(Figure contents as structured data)
BEGIN
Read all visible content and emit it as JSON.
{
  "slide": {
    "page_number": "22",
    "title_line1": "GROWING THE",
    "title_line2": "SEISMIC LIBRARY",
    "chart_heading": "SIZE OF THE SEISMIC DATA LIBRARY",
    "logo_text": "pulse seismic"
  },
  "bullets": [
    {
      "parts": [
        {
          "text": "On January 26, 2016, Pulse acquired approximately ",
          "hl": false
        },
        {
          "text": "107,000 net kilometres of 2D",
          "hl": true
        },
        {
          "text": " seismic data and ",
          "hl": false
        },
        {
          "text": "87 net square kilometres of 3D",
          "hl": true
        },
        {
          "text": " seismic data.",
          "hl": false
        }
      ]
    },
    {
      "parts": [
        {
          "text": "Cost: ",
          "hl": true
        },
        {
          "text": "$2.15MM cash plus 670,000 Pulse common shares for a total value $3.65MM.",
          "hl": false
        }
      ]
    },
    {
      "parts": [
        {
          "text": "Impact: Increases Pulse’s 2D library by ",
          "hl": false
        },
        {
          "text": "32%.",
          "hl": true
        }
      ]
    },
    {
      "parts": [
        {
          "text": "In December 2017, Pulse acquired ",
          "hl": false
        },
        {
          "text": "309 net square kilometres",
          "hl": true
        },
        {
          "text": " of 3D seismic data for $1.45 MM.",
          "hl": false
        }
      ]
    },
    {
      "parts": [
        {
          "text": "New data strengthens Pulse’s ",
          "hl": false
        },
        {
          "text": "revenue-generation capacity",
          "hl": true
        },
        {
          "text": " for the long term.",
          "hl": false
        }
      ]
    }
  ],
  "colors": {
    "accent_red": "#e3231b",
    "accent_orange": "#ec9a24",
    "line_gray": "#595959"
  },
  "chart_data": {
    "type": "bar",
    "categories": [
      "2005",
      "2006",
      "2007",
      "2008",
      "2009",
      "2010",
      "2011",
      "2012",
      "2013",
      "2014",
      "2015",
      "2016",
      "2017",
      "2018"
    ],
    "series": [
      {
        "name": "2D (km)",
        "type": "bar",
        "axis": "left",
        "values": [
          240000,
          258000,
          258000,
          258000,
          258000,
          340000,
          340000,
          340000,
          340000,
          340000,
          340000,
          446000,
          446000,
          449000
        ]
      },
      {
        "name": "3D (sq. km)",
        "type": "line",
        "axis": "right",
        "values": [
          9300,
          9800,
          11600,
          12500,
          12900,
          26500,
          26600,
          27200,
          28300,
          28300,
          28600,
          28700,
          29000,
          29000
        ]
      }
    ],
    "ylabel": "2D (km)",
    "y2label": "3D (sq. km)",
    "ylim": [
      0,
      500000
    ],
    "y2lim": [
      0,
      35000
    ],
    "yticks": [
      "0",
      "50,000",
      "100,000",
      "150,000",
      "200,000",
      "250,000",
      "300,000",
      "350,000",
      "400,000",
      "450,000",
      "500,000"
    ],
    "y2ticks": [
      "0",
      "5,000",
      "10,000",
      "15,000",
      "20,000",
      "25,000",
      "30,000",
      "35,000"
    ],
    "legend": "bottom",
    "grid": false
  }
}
END
## Work instructions
Write out each line of the data above again, exactly as given.

## Output for this task
Read all visible content and emit it as JSON.
{
  "slide": {
    "page_number": "22",
    "title_line1": "GROWING THE",
    "title_line2": "SEISMIC LIBRARY",
    "chart_heading": "SIZE OF THE SEISMIC DATA LIBRARY",
    "logo_text": "pulse seismic"
  },
  "bullets": [
    {
      "parts": [
        {
          "text": "On January 26, 2016, Pulse acquired approximately ",
          "hl": false
        },
        {
          "text": "107,000 net kilometres of 2D",
          "hl": true
        },
        {
          "text": " seismic data and ",
          "hl": false
        },
        {
          "text": "87 net square kilometres of 3D",
          "hl": true
        },
        {
          "text": " seismic data.",
          "hl": false
        }
      ]
    },
    {
      "parts": [
        {
          "text": "Cost: ",
          "hl": true
        },
        {
          "text": "$2.15MM cash plus 670,000 Pulse common shares for a total value $3.65MM.",
          "hl": false
        }
      ]
    },
    {
      "parts": [
        {
          "text": "Impact: Increases Pulse’s 2D library by ",
          "hl": false
        },
        {
          "text": "32%.",
          "hl": true
        }
      ]
    },
    {
      "parts": [
        {
          "text": "In December 2017, Pulse acquired ",
          "hl": false
        },
        {
          "text": "309 net square kilometres",
          "hl": true
        },
        {
          "text": " of 3D seismic data for $1.45 MM.",
          "hl": false
        }
      ]
    },
    {
      "parts": [
        {
          "text": "New data strengthens Pulse’s ",
          "hl": false
        },
        {
          "text": "revenue-generation capacity",
          "hl": true
        },
        {
          "text": " for the long term.",
          "hl": false
        }
      ]
    }
  ],
  "colors": {
    "accent_red": "#e3231b",
    "accent_orange": "#ec9a24",
    "line_gray": "#595959"
  },
  "chart_data": {
    "type": "bar",
    "categories": [
      "2005",
      "2006",
      "2007",
      "2008",
      "2009",
      "2010",
      "2011",
      "2012",
      "2013",
      "2014",
      "2015",
      "2016",
      "2017",
      "2018"
    ],
    "series": [
      {
        "name": "2D (km)",
        "type": "bar",
        "axis": "left",
        "values": [
          240000,
          258000,
          258000,
          258000,
          258000,
          340000,
          340000,
          340000,
          340000,
          340000,
          340000,
          446000,
          446000,
          449000
        ]
      },
      {
        "name": "3D (sq. km)",
        "type": "line",
        "axis": "right",
        "values": [
          9300,
          9800,
          11600,
          12500,
          12900,
          26500,
          26600,
          27200,
          28300,
          28300,
          28600,
          28700,
          29000,
          29000
        ]
      }
    ],
    "ylabel": "2D (km)",
    "y2label": "3D (sq. km)",
    "ylim": [
      0,
      500000
    ],
    "y2lim": [
      0,
      35000
    ],
    "yticks": [
      "0",
      "50,000",
      "100,000",
      "150,000",
      "200,000",
      "250,000",
      "300,000",
      "350,000",
      "400,000",
      "450,000",
      "500,000"
    ],
    "y2ticks": [
      "0",
      "5,000",
      "10,000",
      "15,000",
      "20,000",
      "25,000",
      "30,000",
      "35,000"
    ],
    "legend": "bottom",
    "grid": false
  }
}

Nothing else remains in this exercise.